*Required task*:
Provide the data again in its entirety, exactly as given.

------ Recorded data ------

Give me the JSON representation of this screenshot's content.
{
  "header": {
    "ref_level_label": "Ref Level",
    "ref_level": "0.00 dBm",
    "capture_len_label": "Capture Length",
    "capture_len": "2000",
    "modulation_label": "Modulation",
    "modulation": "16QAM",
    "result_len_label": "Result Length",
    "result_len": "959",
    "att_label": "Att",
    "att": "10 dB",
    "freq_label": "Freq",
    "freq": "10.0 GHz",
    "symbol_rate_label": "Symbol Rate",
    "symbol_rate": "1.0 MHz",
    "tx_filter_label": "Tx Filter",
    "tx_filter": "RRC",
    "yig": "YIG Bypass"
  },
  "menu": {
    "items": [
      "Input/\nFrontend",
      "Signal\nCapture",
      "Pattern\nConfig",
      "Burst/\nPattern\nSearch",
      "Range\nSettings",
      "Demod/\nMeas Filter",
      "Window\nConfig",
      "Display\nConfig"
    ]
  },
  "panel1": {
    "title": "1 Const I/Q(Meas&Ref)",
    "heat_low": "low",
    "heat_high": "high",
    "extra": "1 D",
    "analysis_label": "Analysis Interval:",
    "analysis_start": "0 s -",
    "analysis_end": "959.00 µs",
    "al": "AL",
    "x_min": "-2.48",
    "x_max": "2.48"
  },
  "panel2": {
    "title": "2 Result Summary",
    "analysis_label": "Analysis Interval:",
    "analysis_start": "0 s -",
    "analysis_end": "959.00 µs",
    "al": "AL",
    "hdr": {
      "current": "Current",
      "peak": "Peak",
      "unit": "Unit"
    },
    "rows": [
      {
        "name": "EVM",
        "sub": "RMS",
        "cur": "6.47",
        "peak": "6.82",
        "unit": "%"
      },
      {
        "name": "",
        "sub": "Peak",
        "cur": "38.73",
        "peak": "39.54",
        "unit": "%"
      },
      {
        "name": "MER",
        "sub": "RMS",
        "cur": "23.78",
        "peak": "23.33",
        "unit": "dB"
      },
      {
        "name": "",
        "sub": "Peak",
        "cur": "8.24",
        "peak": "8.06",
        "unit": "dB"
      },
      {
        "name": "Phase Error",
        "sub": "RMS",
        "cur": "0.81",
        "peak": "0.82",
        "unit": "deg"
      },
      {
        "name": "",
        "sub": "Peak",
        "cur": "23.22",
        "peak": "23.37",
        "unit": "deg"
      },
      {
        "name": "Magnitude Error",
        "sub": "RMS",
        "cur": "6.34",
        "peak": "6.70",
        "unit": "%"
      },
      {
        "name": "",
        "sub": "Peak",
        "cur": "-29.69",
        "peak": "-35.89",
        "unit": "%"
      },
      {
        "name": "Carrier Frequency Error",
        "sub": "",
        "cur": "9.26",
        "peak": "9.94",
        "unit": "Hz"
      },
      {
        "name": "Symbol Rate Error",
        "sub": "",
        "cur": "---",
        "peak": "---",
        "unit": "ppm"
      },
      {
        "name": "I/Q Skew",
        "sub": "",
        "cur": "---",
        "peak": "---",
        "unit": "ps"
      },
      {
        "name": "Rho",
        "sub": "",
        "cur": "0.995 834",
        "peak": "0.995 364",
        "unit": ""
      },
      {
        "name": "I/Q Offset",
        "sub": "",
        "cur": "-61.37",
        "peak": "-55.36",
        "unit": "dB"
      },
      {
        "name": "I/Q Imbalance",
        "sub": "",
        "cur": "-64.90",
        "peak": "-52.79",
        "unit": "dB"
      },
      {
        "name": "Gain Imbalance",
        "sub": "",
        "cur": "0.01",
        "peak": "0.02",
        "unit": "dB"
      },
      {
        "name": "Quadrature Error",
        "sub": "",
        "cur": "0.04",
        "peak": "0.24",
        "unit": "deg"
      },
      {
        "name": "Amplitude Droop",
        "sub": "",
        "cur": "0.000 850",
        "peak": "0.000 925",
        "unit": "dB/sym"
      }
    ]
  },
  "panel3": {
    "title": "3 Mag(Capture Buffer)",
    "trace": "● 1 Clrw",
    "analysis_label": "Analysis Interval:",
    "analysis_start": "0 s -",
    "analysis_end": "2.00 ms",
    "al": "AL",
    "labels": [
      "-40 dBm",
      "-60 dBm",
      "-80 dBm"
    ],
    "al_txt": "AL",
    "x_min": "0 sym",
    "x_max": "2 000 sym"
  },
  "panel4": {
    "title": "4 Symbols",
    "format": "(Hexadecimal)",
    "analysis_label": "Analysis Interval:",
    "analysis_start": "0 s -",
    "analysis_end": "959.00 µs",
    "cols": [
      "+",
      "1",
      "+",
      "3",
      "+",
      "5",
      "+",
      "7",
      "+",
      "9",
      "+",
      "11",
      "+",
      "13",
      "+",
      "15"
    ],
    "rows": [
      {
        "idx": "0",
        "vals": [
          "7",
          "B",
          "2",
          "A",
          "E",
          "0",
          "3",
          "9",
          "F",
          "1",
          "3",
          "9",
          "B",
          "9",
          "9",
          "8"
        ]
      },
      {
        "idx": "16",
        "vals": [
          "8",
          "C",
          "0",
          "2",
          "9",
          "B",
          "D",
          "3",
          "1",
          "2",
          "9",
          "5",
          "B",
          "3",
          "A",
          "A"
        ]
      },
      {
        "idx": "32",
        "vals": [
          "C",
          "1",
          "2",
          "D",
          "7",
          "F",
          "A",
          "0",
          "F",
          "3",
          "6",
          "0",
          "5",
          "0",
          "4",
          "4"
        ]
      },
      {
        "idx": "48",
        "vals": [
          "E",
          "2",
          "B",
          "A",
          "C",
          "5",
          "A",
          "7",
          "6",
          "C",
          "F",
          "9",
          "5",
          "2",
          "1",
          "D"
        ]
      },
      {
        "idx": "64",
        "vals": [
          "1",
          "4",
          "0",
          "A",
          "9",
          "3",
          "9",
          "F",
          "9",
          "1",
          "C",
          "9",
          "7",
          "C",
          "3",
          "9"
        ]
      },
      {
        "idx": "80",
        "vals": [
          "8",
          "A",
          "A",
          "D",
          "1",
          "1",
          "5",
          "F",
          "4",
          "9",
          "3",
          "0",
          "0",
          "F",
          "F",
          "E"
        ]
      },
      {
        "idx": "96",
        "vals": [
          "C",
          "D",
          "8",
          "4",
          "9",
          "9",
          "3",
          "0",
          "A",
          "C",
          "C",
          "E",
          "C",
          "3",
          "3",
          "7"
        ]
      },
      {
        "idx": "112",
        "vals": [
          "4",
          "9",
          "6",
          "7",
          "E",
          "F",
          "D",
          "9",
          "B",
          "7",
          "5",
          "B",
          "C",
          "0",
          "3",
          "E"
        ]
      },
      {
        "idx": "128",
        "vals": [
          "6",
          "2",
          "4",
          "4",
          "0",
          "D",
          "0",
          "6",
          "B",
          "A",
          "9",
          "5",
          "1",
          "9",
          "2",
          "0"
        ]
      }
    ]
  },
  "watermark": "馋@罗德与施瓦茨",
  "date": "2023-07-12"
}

------

*Final result*:
Give me the JSON representation of this screenshot's content.
{
  "header": {
    "ref_level_label": "Ref Level",
    "ref_level": "0.00 dBm",
    "capture_len_label": "Capture Length",
    "capture_len": "2000",
    "modulation_label": "Modulation",
    "modulation": "16QAM",
    "result_len_label": "Result Length",
    "result_len": "959",
    "att_label": "Att",
    "att": "10 dB",
    "freq_label": "Freq",
    "freq": "10.0 GHz",
    "symbol_rate_label": "Symbol Rate",
    "symbol_rate": "1.0 MHz",
    "tx_filter_label": "Tx Filter",
    "tx_filter": "RRC",
    "yig": "YIG Bypass"
  },
  "menu": {
    "items": [
      "Input/\nFrontend",
      "Signal\nCapture",
      "Pattern\nConfig",
      "Burst/\nPattern\nSearch",
      "Range\nSettings",
      "Demod/\nMeas Filter",
      "Window\nConfig",
      "Display\nConfig"
    ]
  },
  "panel1": {
    "title": "1 Const I/Q(Meas&Ref)",
    "heat_low": "low",
    "heat_high": "high",
    "extra": "1 D",
    "analysis_label": "Analysis Interval:",
    "analysis_start": "0 s -",
    "analysis_end": "959.00 µs",
    "al": "AL",
    "x_min": "-2.48",
    "x_max": "2.48"
  },
  "panel2": {
    "title": "2 Result Summary",
    "analysis_label": "Analysis Interval:",
    "analysis_start": "0 s -",
    "analysis_end": "959.00 µs",
    "al": "AL",
    "hdr": {
      "current": "Current",
      "peak": "Peak",
      "unit": "Unit"
    },
    "rows": [
      {
        "name": "EVM",
        "sub": "RMS",
        "cur": "6.47",
        "peak": "6.82",
        "unit": "%"
      },
      {
        "name": "",
        "sub": "Peak",
        "cur": "38.73",
        "peak": "39.54",
        "unit": "%"
      },
      {
        "name": "MER",
        "sub": "RMS",
        "cur": "23.78",
        "peak": "23.33",
        "unit": "dB"
      },
      {
        "name": "",
        "sub": "Peak",
        "cur": "8.24",
        "peak": "8.06",
        "unit": "dB"
      },
      {
        "name": "Phase Error",
        "sub": "RMS",
        "cur": "0.81",
        "peak": "0.82",
        "unit": "deg"
      },
      {
        "name": "",
        "sub": "Peak",
        "cur": "23.22",
        "peak": "23.37",
        "unit": "deg"
      },
      {
        "name": "Magnitude Error",
        "sub": "RMS",
        "cur": "6.34",
        "peak": "6.70",
        "unit": "%"
      },
      {
        "name": "",
        "sub": "Peak",
        "cur": "-29.69",
        "peak": "-35.89",
        "unit": "%"
      },
      {
        "name": "Carrier Frequency Error",
        "sub": "",
        "cur": "9.26",
        "peak": "9.94",
        "unit": "Hz"
      },
      {
        "name": "Symbol Rate Error",
        "sub": "",
        "cur": "---",
        "peak": "---",
        "unit": "ppm"
      },
      {
        "name": "I/Q Skew",
        "sub": "",
        "cur": "---",
        "peak": "---",
        "unit": "ps"
      },
      {
        "name": "Rho",
        "sub": "",
        "cur": "0.995 834",
        "peak": "0.995 364",
        "unit": ""
      },
      {
        "name": "I/Q Offset",
        "sub": "",
        "cur": "-61.37",
        "peak": "-55.36",
        "unit": "dB"
      },
      {
        "name": "I/Q Imbalance",
        "sub": "",
        "cur": "-64.90",
        "peak": "-52.79",
        "unit": "dB"
      },
      {
        "name": "Gain Imbalance",
        "sub": "",
        "cur": "0.01",
        "peak": "0.02",
        "unit": "dB"
      },
      {
        "name": "Quadrature Error",
        "sub": "",
        "cur": "0.04",
        "peak": "0.24",
        "unit": "deg"
      },
      {
        "name": "Amplitude Droop",
        "sub": "",
        "cur": "0.000 850",
        "peak": "0.000 925",
        "unit": "dB/sym"
      }
    ]
  },
  "panel3": {
    "title": "3 Mag(Capture Buffer)",
    "trace": "● 1 Clrw",
    "analysis_label": "Analysis Interval:",
    "analysis_start": "0 s -",
    "analysis_end": "2.00 ms",
    "al": "AL",
    "labels": [
      "-40 dBm",
      "-60 dBm",
      "-80 dBm"
    ],
    "al_txt": "AL",
    "x_min": "0 sym",
    "x_max": "2 000 sym"
  },
  "panel4": {
    "title": "4 Symbols",
    "format": "(Hexadecimal)",
    "analysis_label": "Analysis Interval:",
    "analysis_start": "0 s -",
    "analysis_end": "959.00 µs",
    "cols": [
      "+",
      "1",
      "+",
      "3",
      "+",
      "5",
      "+",
      "7",
      "+",
      "9",
      "+",
      "11",
      "+",
      "13",
      "+",
      "15"
    ],
    "rows": [
      {
        "idx": "0",
        "vals": [
          "7",
          "B",
          "2",
          "A",
          "E",
          "0",
          "3",
          "9",
          "F",
          "1",
          "3",
          "9",
          "B",
          "9",
          "9",
          "8"
        ]
      },
      {
        "idx": "16",
        "vals": [
          "8",
          "C",
          "0",
          "2",
          "9",
          "B",
          "D",
          "3",
          "1",
          "2",
          "9",
          "5",
          "B",
          "3",
          "A",
          "A"
        ]
      },
      {
        "idx": "32",
        "vals": [
          "C",
          "1",
          "2",
          "D",
          "7",
          "F",
          "A",
          "0",
          "F",
          "3",
          "6",
          "0",
          "5",
          "0",
          "4",
          "4"
        ]
      },
      {
        "idx": "48",
        "vals": [
          "E",
          "2",
          "B",
          "A",
          "C",
          "5",
          "A",
          "7",
          "6",
          "C",
          "F",
          "9",
          "5",
          "2",
          "1",
          "D"
        ]
      },
      {
        "idx": "64",
        "vals": [
          "1",
          "4",
          "0",
          "A",
          "9",
          "3",
          "9",
          "F",
          "9",
          "1",
          "C",
          "9",
          "7",
          "C",
          "3",
          "9"
        ]
      },
      {
        "idx": "80",
        "vals": [
          "8",
          "A",
          "A",
          "D",
          "1",
          "1",
          "5",
          "F",
          "4",
          "9",
          "3",
          "0",
          "0",
          "F",
          "F",
          "E"
        ]
      },
      {
        "idx": "96",
        "vals": [
          "C",
          "D",
          "8",
          "4",
          "9",
          "9",
          "3",
          "0",
          "A",
          "C",
          "C",
          "E",
          "C",
          "3",
          "3",
          "7"
        ]
      },
      {
        "idx": "112",
        "vals": [
          "4",
          "9",
          "6",
          "7",
          "E",
          "F",
          "D",
          "9",
          "B",
          "7",
          "5",
          "B",
          "C",
          "0",
          "3",
          "E"
        ]
      },
      {
        "idx": "128",
        "vals": [
          "6",
          "2",
          "4",
          "4",
          "0",
          "D",
          "0",
          "6",
          "B",
          "A",
          "9",
          "5",
          "1",
          "9",
          "2",
          "0"
        ]
      }
    ]
  },
  "watermark": "馋@罗德与施瓦茨",
  "date": "2023-07-12"
}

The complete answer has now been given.